>> Begin Supplied entries

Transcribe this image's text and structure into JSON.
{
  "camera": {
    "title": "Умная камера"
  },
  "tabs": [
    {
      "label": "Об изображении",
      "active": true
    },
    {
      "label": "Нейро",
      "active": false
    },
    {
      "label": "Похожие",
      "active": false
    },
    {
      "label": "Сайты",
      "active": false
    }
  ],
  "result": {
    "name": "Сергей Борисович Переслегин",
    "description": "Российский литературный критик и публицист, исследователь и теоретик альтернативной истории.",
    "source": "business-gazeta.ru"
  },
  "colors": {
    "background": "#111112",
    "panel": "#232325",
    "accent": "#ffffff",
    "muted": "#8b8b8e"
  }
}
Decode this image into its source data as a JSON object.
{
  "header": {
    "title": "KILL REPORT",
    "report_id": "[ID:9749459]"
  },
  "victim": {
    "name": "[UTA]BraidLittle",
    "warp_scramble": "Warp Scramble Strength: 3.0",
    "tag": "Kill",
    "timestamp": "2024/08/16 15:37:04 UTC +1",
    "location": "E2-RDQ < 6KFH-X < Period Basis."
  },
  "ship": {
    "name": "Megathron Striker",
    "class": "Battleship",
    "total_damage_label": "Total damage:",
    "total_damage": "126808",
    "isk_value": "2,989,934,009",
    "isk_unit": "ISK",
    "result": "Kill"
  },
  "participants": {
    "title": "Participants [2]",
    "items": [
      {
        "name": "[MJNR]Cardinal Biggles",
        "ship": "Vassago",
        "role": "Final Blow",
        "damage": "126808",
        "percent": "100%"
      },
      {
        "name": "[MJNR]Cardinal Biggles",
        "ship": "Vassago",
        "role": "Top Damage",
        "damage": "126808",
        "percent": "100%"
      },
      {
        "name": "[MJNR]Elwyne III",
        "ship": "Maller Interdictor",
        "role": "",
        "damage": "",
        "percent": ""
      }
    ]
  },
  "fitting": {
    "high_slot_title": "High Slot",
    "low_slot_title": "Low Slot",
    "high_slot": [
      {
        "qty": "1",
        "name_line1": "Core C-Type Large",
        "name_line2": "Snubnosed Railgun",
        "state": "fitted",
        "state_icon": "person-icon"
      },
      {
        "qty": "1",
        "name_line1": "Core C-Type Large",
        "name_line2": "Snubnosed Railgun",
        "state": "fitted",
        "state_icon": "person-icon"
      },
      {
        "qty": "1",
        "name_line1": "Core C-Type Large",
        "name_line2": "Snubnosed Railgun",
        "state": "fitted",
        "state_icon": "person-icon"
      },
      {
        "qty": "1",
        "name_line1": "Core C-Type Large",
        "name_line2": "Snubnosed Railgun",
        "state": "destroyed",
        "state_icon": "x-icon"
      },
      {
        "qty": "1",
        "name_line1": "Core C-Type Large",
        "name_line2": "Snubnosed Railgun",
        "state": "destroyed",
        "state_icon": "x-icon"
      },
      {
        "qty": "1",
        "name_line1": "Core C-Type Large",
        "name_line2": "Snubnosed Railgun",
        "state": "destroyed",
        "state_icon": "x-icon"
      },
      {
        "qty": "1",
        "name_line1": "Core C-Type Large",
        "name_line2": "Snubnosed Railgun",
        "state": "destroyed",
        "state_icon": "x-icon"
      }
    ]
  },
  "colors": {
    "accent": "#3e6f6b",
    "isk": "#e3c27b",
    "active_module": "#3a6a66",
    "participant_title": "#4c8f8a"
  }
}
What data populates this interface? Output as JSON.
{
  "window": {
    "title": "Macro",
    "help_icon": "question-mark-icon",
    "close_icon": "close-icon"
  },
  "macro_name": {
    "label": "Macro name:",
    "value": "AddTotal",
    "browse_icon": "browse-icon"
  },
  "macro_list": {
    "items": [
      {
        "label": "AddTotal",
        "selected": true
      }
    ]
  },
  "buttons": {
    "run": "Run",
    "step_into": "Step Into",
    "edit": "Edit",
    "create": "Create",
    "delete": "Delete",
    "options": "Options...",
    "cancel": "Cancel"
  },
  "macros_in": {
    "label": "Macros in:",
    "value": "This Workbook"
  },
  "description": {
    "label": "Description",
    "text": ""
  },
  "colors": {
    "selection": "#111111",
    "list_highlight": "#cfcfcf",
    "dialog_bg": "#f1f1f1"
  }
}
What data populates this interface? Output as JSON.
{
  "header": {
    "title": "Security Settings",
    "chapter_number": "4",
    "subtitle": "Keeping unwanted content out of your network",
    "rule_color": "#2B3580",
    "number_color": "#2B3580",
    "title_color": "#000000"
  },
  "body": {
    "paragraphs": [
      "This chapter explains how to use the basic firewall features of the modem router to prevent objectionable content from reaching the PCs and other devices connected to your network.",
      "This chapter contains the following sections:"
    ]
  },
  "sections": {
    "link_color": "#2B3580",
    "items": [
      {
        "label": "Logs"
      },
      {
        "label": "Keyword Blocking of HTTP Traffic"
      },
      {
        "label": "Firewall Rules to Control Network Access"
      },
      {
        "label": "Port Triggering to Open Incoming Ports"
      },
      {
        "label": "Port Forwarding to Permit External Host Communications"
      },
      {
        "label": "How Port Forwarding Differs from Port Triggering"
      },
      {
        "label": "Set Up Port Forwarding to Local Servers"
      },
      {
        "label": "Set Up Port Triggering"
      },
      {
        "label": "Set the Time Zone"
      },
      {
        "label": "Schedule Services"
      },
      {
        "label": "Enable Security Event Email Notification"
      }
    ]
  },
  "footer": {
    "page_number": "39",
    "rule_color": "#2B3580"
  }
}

>> End Supplied entries

# Written request:
Write down the full listing again, exactly.

# Result:
Transcribe this image's text and structure into JSON.
{
  "camera": {
    "title": "Умная камера"
  },
  "tabs": [
    {
      "label": "Об изображении",
      "active": true
    },
    {
      "label": "Нейро",
      "active": false
    },
    {
      "label": "Похожие",
      "active": false
    },
    {
      "label": "Сайты",
      "active": false
    }
  ],
  "result": {
    "name": "Сергей Борисович Переслегин",
    "description": "Российский литературный критик и публицист, исследователь и теоретик альтернативной истории.",
    "source": "business-gazeta.ru"
  },
  "colors": {
    "background": "#111112",
    "panel": "#232325",
    "accent": "#ffffff",
    "muted": "#8b8b8e"
  }
}
Decode this image into its source data as a JSON object.
{
  "header": {
    "title": "KILL REPORT",
    "report_id": "[ID:9749459]"
  },
  "victim": {
    "name": "[UTA]BraidLittle",
    "warp_scramble": "Warp Scramble Strength: 3.0",
    "tag": "Kill",
    "timestamp": "2024/08/16 15:37:04 UTC +1",
    "location": "E2-RDQ < 6KFH-X < Period Basis."
  },
  "ship": {
    "name": "Megathron Striker",
    "class": "Battleship",
    "total_damage_label": "Total damage:",
    "total_damage": "126808",
    "isk_value": "2,989,934,009",
    "isk_unit": "ISK",
    "result": "Kill"
  },
  "participants": {
    "title": "Participants [2]",
    "items": [
      {
        "name": "[MJNR]Cardinal Biggles",
        "ship": "Vassago",
        "role": "Final Blow",
        "damage": "126808",
        "percent": "100%"
      },
      {
        "name": "[MJNR]Cardinal Biggles",
        "ship": "Vassago",
        "role": "Top Damage",
        "damage": "126808",
        "percent": "100%"
      },
      {
        "name": "[MJNR]Elwyne III",
        "ship": "Maller Interdictor",
        "role": "",
        "damage": "",
        "percent": ""
      }
    ]
  },
  "fitting": {
    "high_slot_title": "High Slot",
    "low_slot_title": "Low Slot",
    "high_slot": [
      {
        "qty": "1",
        "name_line1": "Core C-Type Large",
        "name_line2": "Snubnosed Railgun",
        "state": "fitted",
        "state_icon": "person-icon"
      },
      {
        "qty": "1",
        "name_line1": "Core C-Type Large",
        "name_line2": "Snubnosed Railgun",
        "state": "fitted",
        "state_icon": "person-icon"
      },
      {
        "qty": "1",
        "name_line1": "Core C-Type Large",
        "name_line2": "Snubnosed Railgun",
        "state": "fitted",
        "state_icon": "person-icon"
      },
      {
        "qty": "1",
        "name_line1": "Core C-Type Large",
        "name_line2": "Snubnosed Railgun",
        "state": "destroyed",
        "state_icon": "x-icon"
      },
      {
        "qty": "1",
        "name_line1": "Core C-Type Large",
        "name_line2": "Snubnosed Railgun",
        "state": "destroyed",
        "state_icon": "x-icon"
      },
      {
        "qty": "1",
        "name_line1": "Core C-Type Large",
        "name_line2": "Snubnosed Railgun",
        "state": "destroyed",
        "state_icon": "x-icon"
      },
      {
        "qty": "1",
        "name_line1": "Core C-Type Large",
        "name_line2": "Snubnosed Railgun",
        "state": "destroyed",
        "state_icon": "x-icon"
      }
    ]
  },
  "colors": {
    "accent": "#3e6f6b",
    "isk": "#e3c27b",
    "active_module": "#3a6a66",
    "participant_title": "#4c8f8a"
  }
}
What data populates this interface? Output as JSON.
{
  "window": {
    "title": "Macro",
    "help_icon": "question-mark-icon",
    "close_icon": "close-icon"
  },
  "macro_name": {
    "label": "Macro name:",
    "value": "AddTotal",
    "browse_icon": "browse-icon"
  },
  "macro_list": {
    "items": [
      {
        "label": "AddTotal",
        "selected": true
      }
    ]
  },
  "buttons": {
    "run": "Run",
    "step_into": "Step Into",
    "edit": "Edit",
    "create": "Create",
    "delete": "Delete",
    "options": "Options...",
    "cancel": "Cancel"
  },
  "macros_in": {
    "label": "Macros in:",
    "value": "This Workbook"
  },
  "description": {
    "label": "Description",
    "text": ""
  },
  "colors": {
    "selection": "#111111",
    "list_highlight": "#cfcfcf",
    "dialog_bg": "#f1f1f1"
  }
}
What data populates this interface? Output as JSON.
{
  "header": {
    "title": "Security Settings",
    "chapter_number": "4",
    "subtitle": "Keeping unwanted content out of your network",
    "rule_color": "#2B3580",
    "number_color": "#2B3580",
    "title_color": "#000000"
  },
  "body": {
    "paragraphs": [
      "This chapter explains how to use the basic firewall features of the modem router to prevent objectionable content from reaching the PCs and other devices connected to your network.",
      "This chapter contains the following sections:"
    ]
  },
  "sections": {
    "link_color": "#2B3580",
    "items": [
      {
        "label": "Logs"
      },
      {
        "label": "Keyword Blocking of HTTP Traffic"
      },
      {
        "label": "Firewall Rules to Control Network Access"
      },
      {
        "label": "Port Triggering to Open Incoming Ports"
      },
      {
        "label": "Port Forwarding to Permit External Host Communications"
      },
      {
        "label": "How Port Forwarding Differs from Port Triggering"
      },
      {
        "label": "Set Up Port Forwarding to Local Servers"
      },
      {
        "label": "Set Up Port Triggering"
      },
      {
        "label": "Set the Time Zone"
      },
      {
        "label": "Schedule Services"
      },
      {
        "label": "Enable Security Event Email Notification"
      }
    ]
  },
  "footer": {
    "page_number": "39",
    "rule_color": "#2B3580"
  }
}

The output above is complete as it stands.